**TASK DESCRIPTION**
Find and return each line containing "years".
-- start EXERCISE DATA --
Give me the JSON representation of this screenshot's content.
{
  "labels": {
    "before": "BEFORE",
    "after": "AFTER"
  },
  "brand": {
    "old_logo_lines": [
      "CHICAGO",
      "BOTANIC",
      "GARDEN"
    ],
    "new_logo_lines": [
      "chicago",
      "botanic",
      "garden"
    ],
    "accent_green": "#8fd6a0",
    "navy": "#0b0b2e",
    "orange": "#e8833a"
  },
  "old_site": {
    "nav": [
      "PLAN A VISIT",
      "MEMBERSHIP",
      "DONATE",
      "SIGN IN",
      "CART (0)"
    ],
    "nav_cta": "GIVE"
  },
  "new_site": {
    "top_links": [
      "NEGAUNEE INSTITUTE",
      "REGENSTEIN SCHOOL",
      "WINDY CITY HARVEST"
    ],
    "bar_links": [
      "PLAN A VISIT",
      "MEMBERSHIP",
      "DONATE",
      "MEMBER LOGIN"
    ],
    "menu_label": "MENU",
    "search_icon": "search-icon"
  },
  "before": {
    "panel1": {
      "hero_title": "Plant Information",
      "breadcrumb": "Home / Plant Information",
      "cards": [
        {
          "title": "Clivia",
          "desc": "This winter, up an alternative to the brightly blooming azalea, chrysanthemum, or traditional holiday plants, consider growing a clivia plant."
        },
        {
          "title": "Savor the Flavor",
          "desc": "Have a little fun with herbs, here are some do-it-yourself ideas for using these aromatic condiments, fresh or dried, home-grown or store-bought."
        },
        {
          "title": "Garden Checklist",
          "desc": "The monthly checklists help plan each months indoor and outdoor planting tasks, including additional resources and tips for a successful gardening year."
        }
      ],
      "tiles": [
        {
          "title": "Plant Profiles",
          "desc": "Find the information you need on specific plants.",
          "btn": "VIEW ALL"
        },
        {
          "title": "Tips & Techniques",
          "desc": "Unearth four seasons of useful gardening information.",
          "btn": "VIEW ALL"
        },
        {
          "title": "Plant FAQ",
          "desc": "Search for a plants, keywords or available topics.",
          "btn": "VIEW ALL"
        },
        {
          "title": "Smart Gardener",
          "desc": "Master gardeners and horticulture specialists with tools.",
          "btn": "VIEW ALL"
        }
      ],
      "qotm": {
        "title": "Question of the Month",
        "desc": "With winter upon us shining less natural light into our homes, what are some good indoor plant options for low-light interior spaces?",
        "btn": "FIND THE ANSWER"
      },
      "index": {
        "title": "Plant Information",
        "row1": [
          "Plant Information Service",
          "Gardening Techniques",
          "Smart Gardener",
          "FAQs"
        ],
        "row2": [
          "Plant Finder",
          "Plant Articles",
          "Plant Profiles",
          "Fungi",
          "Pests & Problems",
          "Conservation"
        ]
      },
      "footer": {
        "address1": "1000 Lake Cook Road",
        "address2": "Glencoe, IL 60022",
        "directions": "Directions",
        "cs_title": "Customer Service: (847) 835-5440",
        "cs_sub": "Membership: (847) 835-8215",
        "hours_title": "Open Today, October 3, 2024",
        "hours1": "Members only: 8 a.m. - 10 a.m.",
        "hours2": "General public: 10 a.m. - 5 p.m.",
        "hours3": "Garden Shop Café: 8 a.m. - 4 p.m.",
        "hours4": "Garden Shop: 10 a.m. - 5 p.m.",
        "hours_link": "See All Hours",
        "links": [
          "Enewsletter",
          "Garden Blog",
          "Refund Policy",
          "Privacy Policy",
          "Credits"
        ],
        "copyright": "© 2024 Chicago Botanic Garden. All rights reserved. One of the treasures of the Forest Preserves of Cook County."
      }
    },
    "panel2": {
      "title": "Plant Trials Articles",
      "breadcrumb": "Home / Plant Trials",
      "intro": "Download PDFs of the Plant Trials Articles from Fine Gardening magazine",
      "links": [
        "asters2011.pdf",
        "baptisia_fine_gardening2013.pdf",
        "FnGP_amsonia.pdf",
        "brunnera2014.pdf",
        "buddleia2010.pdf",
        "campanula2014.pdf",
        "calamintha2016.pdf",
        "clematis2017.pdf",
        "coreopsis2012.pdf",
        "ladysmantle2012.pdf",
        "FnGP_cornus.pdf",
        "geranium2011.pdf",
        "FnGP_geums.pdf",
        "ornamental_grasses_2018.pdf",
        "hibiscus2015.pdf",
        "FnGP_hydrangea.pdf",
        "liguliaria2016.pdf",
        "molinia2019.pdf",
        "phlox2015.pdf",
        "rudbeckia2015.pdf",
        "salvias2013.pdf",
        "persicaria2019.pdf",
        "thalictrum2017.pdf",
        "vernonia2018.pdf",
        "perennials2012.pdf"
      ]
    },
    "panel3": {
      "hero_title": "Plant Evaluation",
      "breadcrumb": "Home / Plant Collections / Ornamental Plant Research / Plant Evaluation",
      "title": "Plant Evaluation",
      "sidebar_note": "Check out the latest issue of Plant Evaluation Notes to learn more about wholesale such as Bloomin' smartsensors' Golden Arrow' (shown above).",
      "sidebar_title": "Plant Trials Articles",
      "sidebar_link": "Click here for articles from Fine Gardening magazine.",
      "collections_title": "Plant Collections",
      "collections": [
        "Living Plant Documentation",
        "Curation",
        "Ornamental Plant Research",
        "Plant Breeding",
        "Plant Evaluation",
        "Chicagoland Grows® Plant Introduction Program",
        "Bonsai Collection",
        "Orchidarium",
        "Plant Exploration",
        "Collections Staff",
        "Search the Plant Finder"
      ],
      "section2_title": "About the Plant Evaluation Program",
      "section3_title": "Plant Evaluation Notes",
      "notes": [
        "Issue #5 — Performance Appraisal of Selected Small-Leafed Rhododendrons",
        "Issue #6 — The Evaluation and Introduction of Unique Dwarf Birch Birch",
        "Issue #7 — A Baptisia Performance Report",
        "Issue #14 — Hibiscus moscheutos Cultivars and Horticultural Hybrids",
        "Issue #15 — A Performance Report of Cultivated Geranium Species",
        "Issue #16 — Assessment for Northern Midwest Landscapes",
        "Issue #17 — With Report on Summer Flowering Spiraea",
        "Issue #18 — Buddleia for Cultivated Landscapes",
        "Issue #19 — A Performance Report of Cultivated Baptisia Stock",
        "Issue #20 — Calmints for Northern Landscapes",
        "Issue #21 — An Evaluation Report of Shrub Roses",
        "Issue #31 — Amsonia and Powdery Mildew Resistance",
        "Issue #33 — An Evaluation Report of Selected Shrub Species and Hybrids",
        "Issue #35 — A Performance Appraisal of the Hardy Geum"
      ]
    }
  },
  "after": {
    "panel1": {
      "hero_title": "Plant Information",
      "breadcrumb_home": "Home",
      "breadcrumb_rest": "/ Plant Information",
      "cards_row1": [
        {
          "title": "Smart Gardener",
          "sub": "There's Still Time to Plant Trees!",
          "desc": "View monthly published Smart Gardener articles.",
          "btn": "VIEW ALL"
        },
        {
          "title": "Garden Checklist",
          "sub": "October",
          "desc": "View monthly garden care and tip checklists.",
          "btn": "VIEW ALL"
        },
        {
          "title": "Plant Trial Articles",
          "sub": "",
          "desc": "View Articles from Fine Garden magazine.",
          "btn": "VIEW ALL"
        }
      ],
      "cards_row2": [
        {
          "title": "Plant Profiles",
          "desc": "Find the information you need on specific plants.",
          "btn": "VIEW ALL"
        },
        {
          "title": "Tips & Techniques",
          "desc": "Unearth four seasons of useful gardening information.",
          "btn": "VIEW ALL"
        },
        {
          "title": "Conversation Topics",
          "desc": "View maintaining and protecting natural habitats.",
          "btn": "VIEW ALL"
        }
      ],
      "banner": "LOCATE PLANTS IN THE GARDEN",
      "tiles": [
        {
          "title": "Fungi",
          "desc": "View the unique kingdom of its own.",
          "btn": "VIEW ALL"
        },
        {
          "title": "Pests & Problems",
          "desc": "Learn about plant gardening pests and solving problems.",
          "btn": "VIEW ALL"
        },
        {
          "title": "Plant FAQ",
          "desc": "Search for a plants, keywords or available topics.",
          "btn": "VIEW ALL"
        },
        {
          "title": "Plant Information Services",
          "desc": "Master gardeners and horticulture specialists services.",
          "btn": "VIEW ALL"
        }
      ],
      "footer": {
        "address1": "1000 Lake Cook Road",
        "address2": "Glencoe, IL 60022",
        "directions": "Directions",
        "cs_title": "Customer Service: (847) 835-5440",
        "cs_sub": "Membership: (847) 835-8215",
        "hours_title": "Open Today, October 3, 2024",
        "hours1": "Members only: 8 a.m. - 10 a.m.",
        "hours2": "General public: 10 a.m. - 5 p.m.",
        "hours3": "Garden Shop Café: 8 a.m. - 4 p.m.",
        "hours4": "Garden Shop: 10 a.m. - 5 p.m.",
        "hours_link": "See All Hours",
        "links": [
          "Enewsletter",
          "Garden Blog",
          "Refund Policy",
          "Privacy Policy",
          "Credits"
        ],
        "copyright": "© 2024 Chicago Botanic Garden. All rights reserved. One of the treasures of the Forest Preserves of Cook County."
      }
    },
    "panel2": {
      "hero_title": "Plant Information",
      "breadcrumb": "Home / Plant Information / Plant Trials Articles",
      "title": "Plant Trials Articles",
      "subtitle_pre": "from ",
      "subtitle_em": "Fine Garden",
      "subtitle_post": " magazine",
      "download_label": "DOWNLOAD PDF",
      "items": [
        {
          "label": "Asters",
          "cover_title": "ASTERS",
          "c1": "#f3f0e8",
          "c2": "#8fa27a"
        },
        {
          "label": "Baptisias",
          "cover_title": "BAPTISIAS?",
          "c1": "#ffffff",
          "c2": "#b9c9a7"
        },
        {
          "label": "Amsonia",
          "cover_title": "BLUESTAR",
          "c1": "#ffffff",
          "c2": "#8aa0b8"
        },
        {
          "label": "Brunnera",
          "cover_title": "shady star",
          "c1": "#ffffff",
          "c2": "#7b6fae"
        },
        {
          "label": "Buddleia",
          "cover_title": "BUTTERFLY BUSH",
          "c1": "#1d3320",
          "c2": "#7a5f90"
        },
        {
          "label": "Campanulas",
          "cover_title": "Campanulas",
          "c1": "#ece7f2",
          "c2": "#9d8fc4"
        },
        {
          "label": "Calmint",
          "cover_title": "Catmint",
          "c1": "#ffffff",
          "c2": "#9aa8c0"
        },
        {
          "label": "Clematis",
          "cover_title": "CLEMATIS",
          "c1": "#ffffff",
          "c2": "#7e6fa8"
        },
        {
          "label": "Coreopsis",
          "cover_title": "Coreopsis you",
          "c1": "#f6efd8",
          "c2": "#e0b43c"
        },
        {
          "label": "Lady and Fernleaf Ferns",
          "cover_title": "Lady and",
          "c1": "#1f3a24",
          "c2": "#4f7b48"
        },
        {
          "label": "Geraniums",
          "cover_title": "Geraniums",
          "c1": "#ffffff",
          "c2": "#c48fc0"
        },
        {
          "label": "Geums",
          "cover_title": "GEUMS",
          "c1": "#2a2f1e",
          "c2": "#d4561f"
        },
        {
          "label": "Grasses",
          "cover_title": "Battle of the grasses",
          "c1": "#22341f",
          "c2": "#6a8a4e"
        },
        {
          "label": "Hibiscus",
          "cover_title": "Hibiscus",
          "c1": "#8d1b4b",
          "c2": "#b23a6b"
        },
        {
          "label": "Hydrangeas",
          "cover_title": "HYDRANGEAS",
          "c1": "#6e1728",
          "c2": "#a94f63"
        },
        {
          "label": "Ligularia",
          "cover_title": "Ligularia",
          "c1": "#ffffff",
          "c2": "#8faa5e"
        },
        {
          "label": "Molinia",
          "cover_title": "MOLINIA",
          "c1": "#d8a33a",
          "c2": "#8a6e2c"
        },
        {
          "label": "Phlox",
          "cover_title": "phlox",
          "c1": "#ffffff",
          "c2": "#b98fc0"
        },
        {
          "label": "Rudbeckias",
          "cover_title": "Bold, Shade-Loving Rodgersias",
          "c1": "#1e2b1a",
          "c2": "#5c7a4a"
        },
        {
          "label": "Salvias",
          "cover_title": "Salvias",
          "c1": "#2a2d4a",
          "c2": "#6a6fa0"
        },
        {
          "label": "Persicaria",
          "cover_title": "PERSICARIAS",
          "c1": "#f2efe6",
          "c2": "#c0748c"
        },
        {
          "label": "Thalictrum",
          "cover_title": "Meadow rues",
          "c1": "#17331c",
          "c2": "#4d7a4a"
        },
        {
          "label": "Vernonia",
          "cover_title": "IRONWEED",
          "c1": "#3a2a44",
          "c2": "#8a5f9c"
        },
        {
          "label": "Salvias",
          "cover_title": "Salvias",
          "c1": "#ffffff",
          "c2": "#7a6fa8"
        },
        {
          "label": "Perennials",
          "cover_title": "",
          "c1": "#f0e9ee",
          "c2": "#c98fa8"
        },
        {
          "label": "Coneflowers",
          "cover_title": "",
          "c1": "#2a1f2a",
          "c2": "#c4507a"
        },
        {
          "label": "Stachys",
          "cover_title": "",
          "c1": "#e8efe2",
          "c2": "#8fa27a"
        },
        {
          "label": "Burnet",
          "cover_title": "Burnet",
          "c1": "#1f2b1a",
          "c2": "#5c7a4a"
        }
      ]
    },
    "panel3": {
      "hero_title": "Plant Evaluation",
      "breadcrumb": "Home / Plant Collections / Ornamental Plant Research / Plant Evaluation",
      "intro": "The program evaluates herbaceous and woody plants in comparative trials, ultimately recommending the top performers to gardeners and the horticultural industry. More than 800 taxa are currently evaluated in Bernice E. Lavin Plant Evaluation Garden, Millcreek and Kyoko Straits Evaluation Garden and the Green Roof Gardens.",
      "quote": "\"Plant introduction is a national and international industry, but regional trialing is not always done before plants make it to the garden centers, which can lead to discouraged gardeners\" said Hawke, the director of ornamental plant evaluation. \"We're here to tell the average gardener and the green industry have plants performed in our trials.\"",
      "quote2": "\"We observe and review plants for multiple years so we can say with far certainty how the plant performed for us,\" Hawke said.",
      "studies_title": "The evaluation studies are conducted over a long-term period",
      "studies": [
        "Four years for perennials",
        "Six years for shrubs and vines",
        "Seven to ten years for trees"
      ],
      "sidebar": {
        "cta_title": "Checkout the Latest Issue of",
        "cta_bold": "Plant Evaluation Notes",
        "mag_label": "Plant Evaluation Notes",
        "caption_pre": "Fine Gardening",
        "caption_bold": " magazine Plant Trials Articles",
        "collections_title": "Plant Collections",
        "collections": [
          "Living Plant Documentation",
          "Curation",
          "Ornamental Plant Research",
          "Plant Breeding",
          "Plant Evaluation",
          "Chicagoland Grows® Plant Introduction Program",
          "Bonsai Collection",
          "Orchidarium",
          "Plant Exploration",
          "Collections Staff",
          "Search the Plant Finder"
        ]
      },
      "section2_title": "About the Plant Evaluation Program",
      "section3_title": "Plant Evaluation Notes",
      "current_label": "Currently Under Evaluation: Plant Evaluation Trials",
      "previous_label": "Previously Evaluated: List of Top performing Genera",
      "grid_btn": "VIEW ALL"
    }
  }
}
-- end EXERCISE DATA --
**OUTPUT FOR THIS EXERCISE**
      "quote2": "\"We observe and review plants for multiple years so we can say with far certainty how the plant performed for us,\" Hawke said.",
        "Four years for perennials",
        "Six years for shrubs and vines",
        "Seven to ten years for trees"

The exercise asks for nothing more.